Stored data
'''

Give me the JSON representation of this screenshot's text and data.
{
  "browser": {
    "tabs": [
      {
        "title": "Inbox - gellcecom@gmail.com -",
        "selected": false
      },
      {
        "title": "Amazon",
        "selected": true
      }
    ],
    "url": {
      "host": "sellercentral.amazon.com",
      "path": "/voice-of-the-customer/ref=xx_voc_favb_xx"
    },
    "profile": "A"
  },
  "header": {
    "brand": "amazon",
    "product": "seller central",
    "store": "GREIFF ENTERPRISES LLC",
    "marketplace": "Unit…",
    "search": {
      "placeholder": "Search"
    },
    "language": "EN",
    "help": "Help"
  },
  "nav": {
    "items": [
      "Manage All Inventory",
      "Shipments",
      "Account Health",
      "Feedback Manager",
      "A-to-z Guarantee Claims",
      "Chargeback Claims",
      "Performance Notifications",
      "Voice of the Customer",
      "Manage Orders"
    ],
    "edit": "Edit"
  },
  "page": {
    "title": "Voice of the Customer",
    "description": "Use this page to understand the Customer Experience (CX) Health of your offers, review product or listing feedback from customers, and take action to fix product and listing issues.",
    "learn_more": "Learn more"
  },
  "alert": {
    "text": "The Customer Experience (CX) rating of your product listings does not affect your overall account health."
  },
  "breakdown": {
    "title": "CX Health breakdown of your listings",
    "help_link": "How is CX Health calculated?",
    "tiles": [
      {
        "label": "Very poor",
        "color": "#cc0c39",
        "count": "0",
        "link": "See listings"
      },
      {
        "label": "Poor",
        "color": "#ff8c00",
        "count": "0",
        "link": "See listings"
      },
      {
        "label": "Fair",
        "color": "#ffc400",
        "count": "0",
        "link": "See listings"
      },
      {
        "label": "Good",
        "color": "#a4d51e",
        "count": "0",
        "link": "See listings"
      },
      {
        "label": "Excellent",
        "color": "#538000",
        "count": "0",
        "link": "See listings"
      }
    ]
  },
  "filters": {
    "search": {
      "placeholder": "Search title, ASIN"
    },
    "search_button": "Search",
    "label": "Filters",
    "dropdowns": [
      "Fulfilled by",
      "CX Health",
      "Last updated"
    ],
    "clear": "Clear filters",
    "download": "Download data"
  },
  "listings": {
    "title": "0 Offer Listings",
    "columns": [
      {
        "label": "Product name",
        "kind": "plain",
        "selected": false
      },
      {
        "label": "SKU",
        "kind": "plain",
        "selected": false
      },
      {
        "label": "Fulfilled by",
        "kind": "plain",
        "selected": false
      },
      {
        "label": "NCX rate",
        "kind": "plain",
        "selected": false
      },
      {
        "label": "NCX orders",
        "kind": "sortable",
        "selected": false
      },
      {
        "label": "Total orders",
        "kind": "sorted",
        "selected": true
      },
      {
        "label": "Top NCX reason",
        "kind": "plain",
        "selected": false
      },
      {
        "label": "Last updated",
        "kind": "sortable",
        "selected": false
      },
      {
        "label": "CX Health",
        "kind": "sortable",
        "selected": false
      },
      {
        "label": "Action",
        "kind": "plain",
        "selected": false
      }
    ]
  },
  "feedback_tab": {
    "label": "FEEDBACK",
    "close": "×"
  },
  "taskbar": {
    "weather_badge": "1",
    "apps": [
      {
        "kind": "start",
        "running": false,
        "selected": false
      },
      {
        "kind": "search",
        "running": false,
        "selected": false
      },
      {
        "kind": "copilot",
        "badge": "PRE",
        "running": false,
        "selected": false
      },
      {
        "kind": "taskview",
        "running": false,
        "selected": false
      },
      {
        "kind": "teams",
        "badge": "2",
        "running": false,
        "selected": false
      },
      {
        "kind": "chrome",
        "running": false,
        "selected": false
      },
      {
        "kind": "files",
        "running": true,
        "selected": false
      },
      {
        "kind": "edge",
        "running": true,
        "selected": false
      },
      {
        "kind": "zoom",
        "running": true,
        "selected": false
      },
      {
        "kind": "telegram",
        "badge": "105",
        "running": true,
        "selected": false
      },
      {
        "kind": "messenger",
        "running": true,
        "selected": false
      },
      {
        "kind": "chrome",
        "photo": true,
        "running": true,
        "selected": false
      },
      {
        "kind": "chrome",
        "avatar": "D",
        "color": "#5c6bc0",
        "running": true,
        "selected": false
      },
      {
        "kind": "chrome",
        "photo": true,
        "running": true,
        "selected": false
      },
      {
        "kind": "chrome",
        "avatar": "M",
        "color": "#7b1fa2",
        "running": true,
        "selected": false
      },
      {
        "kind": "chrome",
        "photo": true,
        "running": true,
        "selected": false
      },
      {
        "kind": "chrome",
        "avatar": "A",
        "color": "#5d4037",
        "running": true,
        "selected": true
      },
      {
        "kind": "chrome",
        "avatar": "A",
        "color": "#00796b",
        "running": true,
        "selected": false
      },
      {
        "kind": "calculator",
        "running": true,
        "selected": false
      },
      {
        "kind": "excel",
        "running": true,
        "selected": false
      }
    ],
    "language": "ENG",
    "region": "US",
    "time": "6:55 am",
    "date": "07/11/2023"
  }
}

'''

§ **Given exercise**: Set all of the records down again, exactly as they stand.

§ **Response to the task**:
Give me the JSON representation of this screenshot's text and data.
{
  "browser": {
    "tabs": [
      {
        "title": "Inbox - gellcecom@gmail.com -",
        "selected": false
      },
      {
        "title": "Amazon",
        "selected": true
      }
    ],
    "url": {
      "host": "sellercentral.amazon.com",
      "path": "/voice-of-the-customer/ref=xx_voc_favb_xx"
    },
    "profile": "A"
  },
  "header": {
    "brand": "amazon",
    "product": "seller central",
    "store": "GREIFF ENTERPRISES LLC",
    "marketplace": "Unit…",
    "search": {
      "placeholder": "Search"
    },
    "language": "EN",
    "help": "Help"
  },
  "nav": {
    "items": [
      "Manage All Inventory",
      "Shipments",
      "Account Health",
      "Feedback Manager",
      "A-to-z Guarantee Claims",
      "Chargeback Claims",
      "Performance Notifications",
      "Voice of the Customer",
      "Manage Orders"
    ],
    "edit": "Edit"
  },
  "page": {
    "title": "Voice of the Customer",
    "description": "Use this page to understand the Customer Experience (CX) Health of your offers, review product or listing feedback from customers, and take action to fix product and listing issues.",
    "learn_more": "Learn more"
  },
  "alert": {
    "text": "The Customer Experience (CX) rating of your product listings does not affect your overall account health."
  },
  "breakdown": {
    "title": "CX Health breakdown of your listings",
    "help_link": "How is CX Health calculated?",
    "tiles": [
      {
        "label": "Very poor",
        "color": "#cc0c39",
        "count": "0",
        "link": "See listings"
      },
      {
        "label": "Poor",
        "color": "#ff8c00",
        "count": "0",
        "link": "See listings"
      },
      {
        "label": "Fair",
        "color": "#ffc400",
        "count": "0",
        "link": "See listings"
      },
      {
        "label": "Good",
        "color": "#a4d51e",
        "count": "0",
        "link": "See listings"
      },
      {
        "label": "Excellent",
        "color": "#538000",
        "count": "0",
        "link": "See listings"
      }
    ]
  },
  "filters": {
    "search": {
      "placeholder": "Search title, ASIN"
    },
    "search_button": "Search",
    "label": "Filters",
    "dropdowns": [
      "Fulfilled by",
      "CX Health",
      "Last updated"
    ],
    "clear": "Clear filters",
    "download": "Download data"
  },
  "listings": {
    "title": "0 Offer Listings",
    "columns": [
      {
        "label": "Product name",
        "kind": "plain",
        "selected": false
      },
      {
        "label": "SKU",
        "kind": "plain",
        "selected": false
      },
      {
        "label": "Fulfilled by",
        "kind": "plain",
        "selected": false
      },
      {
        "label": "NCX rate",
        "kind": "plain",
        "selected": false
      },
      {
        "label": "NCX orders",
        "kind": "sortable",
        "selected": false
      },
      {
        "label": "Total orders",
        "kind": "sorted",
        "selected": true
      },
      {
        "label": "Top NCX reason",
        "kind": "plain",
        "selected": false
      },
      {
        "label": "Last updated",
        "kind": "sortable",
        "selected": false
      },
      {
        "label": "CX Health",
        "kind": "sortable",
        "selected": false
      },
      {
        "label": "Action",
        "kind": "plain",
        "selected": false
      }
    ]
  },
  "feedback_tab": {
    "label": "FEEDBACK",
    "close": "×"
  },
  "taskbar": {
    "weather_badge": "1",
    "apps": [
      {
        "kind": "start",
        "running": false,
        "selected": false
      },
      {
        "kind": "search",
        "running": false,
        "selected": false
      },
      {
        "kind": "copilot",
        "badge": "PRE",
        "running": false,
        "selected": false
      },
      {
        "kind": "taskview",
        "running": false,
        "selected": false
      },
      {
        "kind": "teams",
        "badge": "2",
        "running": false,
        "selected": false
      },
      {
        "kind": "chrome",
        "running": false,
        "selected": false
      },
      {
        "kind": "files",
        "running": true,
        "selected": false
      },
      {
        "kind": "edge",
        "running": true,
        "selected": false
      },
      {
        "kind": "zoom",
        "running": true,
        "selected": false
      },
      {
        "kind": "telegram",
        "badge": "105",
        "running": true,
        "selected": false
      },
      {
        "kind": "messenger",
        "running": true,
        "selected": false
      },
      {
        "kind": "chrome",
        "photo": true,
        "running": true,
        "selected": false
      },
      {
        "kind": "chrome",
        "avatar": "D",
        "color": "#5c6bc0",
        "running": true,
        "selected": false
      },
      {
        "kind": "chrome",
        "photo": true,
        "running": true,
        "selected": false
      },
      {
        "kind": "chrome",
        "avatar": "M",
        "color": "#7b1fa2",
        "running": true,
        "selected": false
      },
      {
        "kind": "chrome",
        "photo": true,
        "running": true,
        "selected": false
      },
      {
        "kind": "chrome",
        "avatar": "A",
        "color": "#5d4037",
        "running": true,
        "selected": true
      },
      {
        "kind": "chrome",
        "avatar": "A",
        "color": "#00796b",
        "running": true,
        "selected": false
      },
      {
        "kind": "calculator",
        "running": true,
        "selected": false
      },
      {
        "kind": "excel",
        "running": true,
        "selected": false
      }
    ],
    "language": "ENG",
    "region": "US",
    "time": "6:55 am",
    "date": "07/11/2023"
  }
}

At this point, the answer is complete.